TEXTO BASE:
╔══
Enquanto suas lives e vídeos são assistidos por pessoas que buscam um entretenimento sem compromisso, Casimiro diz que seu relaxamento, por vezes, se dá fazendo as mesmas coisas que faria durante uma transmissão, mas sem milhares de espectadores acompanhando seus movimentos.
"Eu vou ligar a televisão, vou ver um jogo, vou conversar com meus amigos, vou conversar com a minha namorada, vou ver um filme. Acho que eu sei diferenciar bem o momento da live, o momento em que eu estou ali em voga, do momento em que eu sou só o mesmo Casimiro de sempre. É a melhor versão do Casimiro e que pouca gente conhece. Acho que o meu escape é a minha vida real."
Em casa, um dos ensinamentos passados a ele desde cedo foi o amor pelo futebol, sobretudo pelo Vasco da Gama. Apesar da predileção pela modalidade, Casimiro conta que sua primeira memória relacionada ao time está ligada a uma partida de basquete, aos cinco anos de idade.
"Lembro de ver meu pai comemorando uma vitória do Vasco no basquete. E aí eu falei: ‘Que isso, pai, que isso?' [diz, imitando uma voz infantil]. E ele falou: ‘O Vasco, o Vasco ganhou'. Eu nem sabia o que era o Vasco. O Vasco era uma ideia para mim."
Casimiro diz que foi o Gigante da Colina que o levou à sua namorada, Anna Beatriz, e ao seu primeiro emprego, no Esporte Interativo —ele tinha um perfil dedicado ao time no Twitter e isso foi um destaque durante o processo seletivo. Se hoje ele é um vascaíno satisfeito? "Aí você me complicou", responde.
╚══
Itens do conjunto de dados
╔══
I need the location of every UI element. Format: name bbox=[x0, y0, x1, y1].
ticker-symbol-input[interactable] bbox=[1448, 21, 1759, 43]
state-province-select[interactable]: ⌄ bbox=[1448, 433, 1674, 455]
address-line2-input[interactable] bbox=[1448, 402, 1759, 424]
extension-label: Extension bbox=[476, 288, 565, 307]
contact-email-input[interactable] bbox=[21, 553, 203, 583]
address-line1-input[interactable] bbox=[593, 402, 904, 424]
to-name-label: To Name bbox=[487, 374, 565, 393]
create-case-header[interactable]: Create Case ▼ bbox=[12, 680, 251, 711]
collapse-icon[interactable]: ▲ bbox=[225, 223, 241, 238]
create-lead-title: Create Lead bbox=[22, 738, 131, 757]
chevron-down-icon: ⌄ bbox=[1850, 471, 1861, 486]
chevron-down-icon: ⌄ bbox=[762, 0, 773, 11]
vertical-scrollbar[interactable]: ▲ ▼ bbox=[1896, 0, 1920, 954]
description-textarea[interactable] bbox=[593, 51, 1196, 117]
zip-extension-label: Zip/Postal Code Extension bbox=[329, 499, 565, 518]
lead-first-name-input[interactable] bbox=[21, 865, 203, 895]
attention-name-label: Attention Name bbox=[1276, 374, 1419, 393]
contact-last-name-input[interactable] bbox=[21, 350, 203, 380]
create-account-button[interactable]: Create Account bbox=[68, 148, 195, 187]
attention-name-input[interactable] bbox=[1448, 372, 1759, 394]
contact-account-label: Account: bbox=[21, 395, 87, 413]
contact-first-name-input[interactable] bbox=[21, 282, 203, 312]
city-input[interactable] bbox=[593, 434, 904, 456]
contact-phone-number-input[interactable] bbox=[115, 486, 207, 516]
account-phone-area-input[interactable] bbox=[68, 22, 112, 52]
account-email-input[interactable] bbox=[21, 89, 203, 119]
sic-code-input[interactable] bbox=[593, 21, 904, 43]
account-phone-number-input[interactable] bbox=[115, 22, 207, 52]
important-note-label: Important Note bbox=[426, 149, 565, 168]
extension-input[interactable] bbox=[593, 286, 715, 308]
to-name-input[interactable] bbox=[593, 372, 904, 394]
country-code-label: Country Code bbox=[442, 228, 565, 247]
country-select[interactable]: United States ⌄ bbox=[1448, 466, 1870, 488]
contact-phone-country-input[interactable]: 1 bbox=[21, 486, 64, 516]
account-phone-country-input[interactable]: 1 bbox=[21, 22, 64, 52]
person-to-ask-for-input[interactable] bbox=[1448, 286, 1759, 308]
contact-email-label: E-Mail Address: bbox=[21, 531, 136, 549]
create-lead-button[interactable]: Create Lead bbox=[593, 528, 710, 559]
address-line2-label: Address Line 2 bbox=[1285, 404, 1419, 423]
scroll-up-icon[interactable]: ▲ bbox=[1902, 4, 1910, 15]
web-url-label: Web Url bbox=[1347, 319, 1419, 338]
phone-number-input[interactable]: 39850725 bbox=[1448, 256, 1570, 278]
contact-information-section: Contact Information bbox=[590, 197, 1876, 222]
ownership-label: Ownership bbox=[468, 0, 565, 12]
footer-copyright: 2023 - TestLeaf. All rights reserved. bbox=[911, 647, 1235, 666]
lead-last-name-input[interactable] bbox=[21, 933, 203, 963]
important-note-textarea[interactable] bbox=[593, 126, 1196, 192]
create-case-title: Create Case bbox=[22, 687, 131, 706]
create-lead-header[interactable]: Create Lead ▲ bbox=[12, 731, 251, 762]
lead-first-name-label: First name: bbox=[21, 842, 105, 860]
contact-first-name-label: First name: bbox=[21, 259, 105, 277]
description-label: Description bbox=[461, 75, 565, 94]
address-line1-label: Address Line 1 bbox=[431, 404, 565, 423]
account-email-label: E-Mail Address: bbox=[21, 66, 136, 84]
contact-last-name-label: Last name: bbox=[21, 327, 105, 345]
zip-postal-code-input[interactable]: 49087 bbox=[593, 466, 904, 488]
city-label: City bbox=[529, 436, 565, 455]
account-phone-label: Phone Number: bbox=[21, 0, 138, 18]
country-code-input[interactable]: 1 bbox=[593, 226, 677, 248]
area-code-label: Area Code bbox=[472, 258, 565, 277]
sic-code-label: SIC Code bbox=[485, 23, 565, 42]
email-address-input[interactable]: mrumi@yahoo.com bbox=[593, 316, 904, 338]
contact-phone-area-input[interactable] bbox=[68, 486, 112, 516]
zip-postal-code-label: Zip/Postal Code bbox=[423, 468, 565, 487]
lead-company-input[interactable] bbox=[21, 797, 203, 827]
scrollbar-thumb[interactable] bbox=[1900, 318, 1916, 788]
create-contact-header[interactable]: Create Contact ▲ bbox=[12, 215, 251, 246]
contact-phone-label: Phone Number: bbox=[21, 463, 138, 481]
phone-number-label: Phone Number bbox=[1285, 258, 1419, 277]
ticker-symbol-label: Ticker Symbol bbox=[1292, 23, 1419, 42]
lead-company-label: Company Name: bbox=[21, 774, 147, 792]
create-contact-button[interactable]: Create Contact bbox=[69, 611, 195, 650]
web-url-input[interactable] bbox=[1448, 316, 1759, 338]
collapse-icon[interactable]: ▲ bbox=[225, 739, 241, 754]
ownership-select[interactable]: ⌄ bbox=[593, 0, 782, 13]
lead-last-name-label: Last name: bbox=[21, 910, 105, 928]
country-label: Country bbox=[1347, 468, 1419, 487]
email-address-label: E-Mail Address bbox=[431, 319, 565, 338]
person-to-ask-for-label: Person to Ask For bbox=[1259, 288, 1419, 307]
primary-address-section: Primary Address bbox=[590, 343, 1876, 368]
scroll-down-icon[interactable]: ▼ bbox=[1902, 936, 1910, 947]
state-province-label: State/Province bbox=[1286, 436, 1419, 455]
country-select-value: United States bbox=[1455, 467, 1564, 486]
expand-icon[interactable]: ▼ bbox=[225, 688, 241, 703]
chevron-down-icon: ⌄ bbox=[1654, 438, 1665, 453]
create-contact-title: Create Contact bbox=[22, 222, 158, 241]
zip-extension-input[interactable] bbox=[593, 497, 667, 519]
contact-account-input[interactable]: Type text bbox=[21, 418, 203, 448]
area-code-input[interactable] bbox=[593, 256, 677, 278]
╚══
APLIQUE A LEITURA:
1. No texto sobre Casimiro, qual é a primeira lembrança dele ligada ao Vasco?
2. Transcreva do texto sobre Casimiro tudo o que vai desde "Enquanto suas lives" até "acompanhando seus movimentos.".

RESPOSTAS DOS EXERCÍCIOS:
1. Ver o pai comemorando uma vitória do Vasco no basquete, quando tinha cinco anos.

2.
Enquanto suas lives e vídeos são assistidos por pessoas que buscam um entretenimento sem compromisso, Casimiro diz que seu relaxamento, por vezes, se dá fazendo as mesmas coisas que faria durante uma transmissão, mas sem milhares de espectadores acompanhando seus movimentos.